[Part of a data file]
++++

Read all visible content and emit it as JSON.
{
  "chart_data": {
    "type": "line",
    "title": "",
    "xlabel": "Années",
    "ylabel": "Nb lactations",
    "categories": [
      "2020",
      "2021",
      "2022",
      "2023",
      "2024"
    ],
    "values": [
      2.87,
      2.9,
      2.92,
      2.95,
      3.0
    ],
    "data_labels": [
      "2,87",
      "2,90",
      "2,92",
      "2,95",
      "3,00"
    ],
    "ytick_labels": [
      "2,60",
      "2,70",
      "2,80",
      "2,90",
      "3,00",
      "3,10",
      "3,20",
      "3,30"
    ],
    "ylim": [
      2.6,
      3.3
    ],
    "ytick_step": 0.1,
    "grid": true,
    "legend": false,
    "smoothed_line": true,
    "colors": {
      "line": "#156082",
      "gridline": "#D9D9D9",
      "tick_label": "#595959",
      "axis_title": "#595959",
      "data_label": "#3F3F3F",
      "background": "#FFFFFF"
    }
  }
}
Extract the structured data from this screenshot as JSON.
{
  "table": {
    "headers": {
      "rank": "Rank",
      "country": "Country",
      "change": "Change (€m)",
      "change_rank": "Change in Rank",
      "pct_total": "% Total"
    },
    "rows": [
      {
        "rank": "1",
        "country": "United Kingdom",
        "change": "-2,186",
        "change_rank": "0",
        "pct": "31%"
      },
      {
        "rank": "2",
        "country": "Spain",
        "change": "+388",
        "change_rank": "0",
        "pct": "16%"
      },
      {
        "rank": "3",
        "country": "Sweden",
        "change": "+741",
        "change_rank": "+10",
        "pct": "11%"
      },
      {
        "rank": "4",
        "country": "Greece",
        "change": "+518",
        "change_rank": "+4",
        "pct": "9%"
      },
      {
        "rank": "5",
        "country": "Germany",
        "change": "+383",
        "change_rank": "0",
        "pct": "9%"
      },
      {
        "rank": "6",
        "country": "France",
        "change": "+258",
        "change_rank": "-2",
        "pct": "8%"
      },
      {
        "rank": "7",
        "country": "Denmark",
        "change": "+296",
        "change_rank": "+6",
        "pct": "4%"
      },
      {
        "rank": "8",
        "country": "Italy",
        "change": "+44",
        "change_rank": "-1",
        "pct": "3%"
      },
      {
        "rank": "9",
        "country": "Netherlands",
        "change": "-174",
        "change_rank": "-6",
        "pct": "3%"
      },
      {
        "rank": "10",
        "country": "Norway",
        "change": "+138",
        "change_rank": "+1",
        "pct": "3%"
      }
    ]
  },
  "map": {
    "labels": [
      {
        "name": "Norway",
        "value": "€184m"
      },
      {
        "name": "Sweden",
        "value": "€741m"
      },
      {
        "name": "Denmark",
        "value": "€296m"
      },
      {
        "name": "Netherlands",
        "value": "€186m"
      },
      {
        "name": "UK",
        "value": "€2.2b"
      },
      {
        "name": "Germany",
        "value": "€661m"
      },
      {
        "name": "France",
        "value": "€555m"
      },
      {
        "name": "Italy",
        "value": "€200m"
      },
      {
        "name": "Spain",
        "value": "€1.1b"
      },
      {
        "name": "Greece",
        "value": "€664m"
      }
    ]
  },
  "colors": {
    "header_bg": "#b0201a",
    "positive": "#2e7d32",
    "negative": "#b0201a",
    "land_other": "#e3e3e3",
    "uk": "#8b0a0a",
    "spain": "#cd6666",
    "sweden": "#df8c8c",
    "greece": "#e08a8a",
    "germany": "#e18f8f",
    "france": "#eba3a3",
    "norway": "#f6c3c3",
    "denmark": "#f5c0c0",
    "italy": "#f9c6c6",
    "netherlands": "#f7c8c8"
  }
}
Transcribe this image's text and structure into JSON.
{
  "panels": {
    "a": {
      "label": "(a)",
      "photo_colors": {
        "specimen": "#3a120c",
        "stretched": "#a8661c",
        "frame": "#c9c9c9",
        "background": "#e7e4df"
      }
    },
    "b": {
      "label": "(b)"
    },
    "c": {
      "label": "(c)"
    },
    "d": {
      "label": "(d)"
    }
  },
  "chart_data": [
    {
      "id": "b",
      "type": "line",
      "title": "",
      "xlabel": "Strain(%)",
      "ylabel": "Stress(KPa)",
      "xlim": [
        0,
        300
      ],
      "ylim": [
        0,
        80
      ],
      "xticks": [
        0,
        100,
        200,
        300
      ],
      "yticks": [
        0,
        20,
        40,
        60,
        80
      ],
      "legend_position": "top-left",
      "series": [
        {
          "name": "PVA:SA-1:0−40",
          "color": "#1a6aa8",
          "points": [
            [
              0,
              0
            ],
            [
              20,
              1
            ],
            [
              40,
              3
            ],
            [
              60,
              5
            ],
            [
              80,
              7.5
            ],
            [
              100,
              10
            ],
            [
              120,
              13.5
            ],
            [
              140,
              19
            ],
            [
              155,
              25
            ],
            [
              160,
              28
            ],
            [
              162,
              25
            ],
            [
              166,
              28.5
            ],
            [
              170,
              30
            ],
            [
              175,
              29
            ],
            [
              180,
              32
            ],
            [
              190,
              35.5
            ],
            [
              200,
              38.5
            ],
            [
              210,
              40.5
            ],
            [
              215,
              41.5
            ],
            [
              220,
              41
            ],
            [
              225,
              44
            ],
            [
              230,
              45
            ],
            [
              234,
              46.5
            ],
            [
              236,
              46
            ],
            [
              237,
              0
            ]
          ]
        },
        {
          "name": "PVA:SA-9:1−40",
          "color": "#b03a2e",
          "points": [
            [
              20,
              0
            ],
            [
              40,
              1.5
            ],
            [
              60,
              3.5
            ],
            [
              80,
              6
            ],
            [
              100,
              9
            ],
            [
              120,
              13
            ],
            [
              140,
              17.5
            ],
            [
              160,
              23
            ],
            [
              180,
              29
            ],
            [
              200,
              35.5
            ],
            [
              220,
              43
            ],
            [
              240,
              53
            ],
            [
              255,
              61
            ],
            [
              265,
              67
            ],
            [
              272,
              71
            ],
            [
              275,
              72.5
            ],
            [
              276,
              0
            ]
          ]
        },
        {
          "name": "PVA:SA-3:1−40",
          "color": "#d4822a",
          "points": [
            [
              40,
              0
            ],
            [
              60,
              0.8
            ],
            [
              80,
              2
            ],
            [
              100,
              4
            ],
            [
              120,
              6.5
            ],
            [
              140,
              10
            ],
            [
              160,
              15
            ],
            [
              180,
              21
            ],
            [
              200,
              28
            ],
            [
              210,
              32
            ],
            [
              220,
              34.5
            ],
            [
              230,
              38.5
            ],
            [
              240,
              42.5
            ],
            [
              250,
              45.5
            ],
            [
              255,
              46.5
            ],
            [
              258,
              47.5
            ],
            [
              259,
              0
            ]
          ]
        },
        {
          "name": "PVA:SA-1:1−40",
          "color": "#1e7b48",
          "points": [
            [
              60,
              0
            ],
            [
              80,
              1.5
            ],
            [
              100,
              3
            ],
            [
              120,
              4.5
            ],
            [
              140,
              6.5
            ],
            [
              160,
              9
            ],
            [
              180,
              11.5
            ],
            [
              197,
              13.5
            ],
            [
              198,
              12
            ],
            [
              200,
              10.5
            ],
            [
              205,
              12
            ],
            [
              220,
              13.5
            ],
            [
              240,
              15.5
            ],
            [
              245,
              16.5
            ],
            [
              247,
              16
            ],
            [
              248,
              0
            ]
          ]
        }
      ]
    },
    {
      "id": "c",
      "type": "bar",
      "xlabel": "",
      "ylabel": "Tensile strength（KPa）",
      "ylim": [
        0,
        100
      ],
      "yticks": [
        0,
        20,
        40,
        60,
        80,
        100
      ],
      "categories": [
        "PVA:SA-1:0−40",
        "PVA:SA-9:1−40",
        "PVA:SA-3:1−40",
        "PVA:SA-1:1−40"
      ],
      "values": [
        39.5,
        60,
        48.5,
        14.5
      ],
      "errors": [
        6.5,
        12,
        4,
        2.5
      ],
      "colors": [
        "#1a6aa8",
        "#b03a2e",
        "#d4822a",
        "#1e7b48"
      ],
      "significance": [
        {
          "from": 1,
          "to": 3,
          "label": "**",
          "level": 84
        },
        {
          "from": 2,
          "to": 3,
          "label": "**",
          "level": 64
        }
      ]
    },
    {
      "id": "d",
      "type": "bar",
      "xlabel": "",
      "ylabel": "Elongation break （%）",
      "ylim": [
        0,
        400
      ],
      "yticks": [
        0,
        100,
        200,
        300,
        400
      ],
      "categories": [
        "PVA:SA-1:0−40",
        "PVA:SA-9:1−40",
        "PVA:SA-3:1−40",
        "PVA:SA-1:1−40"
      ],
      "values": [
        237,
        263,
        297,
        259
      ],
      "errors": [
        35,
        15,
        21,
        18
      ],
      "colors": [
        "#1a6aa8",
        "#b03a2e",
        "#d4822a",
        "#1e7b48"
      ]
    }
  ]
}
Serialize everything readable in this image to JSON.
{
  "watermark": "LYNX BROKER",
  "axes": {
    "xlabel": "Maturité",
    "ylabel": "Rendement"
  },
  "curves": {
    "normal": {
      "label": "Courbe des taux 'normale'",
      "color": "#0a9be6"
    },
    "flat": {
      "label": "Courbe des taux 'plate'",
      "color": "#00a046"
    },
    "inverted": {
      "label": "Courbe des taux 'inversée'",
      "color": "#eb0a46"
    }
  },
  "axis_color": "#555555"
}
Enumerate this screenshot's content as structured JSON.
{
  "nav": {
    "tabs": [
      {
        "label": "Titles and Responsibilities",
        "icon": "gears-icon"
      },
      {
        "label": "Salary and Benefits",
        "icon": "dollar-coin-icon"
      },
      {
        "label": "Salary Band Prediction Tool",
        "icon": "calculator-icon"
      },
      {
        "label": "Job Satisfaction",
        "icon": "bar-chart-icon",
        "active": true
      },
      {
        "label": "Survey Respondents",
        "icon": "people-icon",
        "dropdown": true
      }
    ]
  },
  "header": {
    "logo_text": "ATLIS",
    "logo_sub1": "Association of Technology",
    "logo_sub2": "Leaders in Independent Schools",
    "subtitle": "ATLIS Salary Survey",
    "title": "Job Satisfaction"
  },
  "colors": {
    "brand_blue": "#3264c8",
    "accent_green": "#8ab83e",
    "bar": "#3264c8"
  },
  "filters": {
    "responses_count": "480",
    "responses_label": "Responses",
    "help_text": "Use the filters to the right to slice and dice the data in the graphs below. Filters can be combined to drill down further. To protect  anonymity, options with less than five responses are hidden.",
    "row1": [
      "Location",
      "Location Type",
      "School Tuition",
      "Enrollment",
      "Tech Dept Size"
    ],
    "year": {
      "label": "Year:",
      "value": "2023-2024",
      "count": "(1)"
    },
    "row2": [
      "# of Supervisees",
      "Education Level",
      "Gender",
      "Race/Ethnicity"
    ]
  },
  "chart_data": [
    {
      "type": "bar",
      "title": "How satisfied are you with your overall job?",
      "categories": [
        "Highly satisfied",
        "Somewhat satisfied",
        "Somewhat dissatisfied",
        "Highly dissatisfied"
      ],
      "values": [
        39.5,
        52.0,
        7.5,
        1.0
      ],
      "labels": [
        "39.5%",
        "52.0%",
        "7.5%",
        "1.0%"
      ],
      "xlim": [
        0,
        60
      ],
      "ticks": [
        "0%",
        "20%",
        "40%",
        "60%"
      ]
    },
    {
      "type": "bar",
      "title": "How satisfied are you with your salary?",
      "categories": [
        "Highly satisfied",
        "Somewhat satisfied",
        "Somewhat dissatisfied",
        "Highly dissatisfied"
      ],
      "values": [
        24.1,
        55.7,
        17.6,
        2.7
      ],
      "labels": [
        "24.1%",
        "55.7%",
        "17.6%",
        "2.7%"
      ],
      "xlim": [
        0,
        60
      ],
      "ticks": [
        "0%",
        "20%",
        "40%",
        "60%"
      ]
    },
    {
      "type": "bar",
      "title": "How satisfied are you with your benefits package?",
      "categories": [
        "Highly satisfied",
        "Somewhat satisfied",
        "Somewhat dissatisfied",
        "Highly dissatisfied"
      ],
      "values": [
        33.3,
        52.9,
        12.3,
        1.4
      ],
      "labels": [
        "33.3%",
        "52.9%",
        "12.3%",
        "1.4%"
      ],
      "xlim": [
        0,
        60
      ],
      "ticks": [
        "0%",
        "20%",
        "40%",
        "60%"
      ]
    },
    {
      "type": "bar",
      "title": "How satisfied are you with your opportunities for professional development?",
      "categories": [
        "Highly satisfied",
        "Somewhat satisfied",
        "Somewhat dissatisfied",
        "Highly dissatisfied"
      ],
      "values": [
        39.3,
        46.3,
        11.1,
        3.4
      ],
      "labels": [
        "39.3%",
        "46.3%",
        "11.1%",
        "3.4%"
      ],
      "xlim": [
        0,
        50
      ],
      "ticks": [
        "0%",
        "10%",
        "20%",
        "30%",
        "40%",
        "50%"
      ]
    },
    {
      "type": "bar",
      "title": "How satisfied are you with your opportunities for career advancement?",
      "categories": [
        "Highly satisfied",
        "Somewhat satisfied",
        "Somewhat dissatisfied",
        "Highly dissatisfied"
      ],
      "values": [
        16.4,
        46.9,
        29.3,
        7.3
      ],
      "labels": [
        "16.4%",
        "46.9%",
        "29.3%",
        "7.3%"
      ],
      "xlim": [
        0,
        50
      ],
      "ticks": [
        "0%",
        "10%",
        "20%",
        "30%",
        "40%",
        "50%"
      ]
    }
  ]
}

++++

**PROBLEM DESCRIPTION**. Which lines in the records above contain the string "your"? Copy each one.

**RESPONSE TO THE EXERCISE**.
      "title": "How satisfied are you with your overall job?",
      "title": "How satisfied are you with your salary?",
      "title": "How satisfied are you with your benefits package?",
      "title": "How satisfied are you with your opportunities for professional development?",
      "title": "How satisfied are you with your opportunities for career advancement?",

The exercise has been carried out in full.